## Work instructions
Pick out the lines below with "игры" and list them.
★ ★ ★ ★ ★
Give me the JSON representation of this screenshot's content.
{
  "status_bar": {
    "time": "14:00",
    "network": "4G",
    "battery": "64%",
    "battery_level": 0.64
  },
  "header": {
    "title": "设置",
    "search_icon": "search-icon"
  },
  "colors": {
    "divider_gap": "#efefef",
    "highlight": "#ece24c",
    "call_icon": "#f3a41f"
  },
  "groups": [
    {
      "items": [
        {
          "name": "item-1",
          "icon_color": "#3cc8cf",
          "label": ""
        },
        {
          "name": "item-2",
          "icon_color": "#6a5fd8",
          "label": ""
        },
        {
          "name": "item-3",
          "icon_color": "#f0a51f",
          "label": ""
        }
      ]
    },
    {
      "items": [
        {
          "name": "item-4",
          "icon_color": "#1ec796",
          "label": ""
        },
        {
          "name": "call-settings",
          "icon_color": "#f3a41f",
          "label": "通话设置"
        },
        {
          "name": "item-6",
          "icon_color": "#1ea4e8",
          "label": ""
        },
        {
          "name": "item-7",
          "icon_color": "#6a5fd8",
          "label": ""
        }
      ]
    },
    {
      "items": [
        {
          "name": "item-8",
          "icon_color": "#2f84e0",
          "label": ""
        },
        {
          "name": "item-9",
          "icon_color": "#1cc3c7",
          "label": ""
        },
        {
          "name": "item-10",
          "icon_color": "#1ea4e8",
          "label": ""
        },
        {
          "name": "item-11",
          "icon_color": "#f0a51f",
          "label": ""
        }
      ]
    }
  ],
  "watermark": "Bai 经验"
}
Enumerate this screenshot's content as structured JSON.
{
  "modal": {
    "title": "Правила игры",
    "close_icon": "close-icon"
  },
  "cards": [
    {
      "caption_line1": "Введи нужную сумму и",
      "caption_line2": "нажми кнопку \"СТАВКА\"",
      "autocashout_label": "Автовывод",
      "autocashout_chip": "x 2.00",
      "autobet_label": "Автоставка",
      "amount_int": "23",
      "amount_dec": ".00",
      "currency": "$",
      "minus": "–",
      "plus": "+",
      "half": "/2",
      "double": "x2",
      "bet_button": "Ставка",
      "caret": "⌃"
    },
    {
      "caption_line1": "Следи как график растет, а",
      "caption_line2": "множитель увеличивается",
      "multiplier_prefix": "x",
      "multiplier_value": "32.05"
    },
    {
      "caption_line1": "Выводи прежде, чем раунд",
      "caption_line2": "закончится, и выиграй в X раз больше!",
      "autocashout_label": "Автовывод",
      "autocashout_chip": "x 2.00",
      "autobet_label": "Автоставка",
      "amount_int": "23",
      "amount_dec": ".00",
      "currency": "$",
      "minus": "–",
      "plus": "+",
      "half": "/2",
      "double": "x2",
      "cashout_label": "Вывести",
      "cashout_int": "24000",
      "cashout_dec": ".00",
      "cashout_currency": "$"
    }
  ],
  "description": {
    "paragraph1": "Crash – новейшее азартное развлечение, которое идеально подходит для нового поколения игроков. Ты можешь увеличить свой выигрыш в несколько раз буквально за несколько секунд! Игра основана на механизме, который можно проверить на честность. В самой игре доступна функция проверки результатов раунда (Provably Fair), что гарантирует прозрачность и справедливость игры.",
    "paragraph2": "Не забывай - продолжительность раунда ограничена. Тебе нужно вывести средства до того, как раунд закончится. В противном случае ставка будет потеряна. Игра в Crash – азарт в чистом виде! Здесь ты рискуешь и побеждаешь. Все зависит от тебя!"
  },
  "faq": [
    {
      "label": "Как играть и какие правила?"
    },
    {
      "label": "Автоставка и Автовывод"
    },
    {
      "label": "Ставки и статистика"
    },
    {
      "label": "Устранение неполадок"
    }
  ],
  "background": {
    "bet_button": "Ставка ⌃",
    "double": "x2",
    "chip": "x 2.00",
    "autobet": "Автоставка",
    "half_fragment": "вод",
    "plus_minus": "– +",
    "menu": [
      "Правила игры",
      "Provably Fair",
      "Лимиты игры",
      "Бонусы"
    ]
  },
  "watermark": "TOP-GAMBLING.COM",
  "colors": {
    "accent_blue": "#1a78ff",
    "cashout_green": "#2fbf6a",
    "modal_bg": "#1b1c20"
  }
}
★ ★ ★ ★ ★
## Answer to the problem
    "title": "Правила игры",
    "paragraph1": "Crash – новейшее азартное развлечение, которое идеально подходит для нового поколения игроков. Ты можешь увеличить свой выигрыш в несколько раз буквально за несколько секунд! Игра основана на механизме, который можно проверить на честность. В самой игре доступна функция проверки результатов раунда (Provably Fair), что гарантирует прозрачность и справедливость игры.",
      "Правила игры",
      "Лимиты игры",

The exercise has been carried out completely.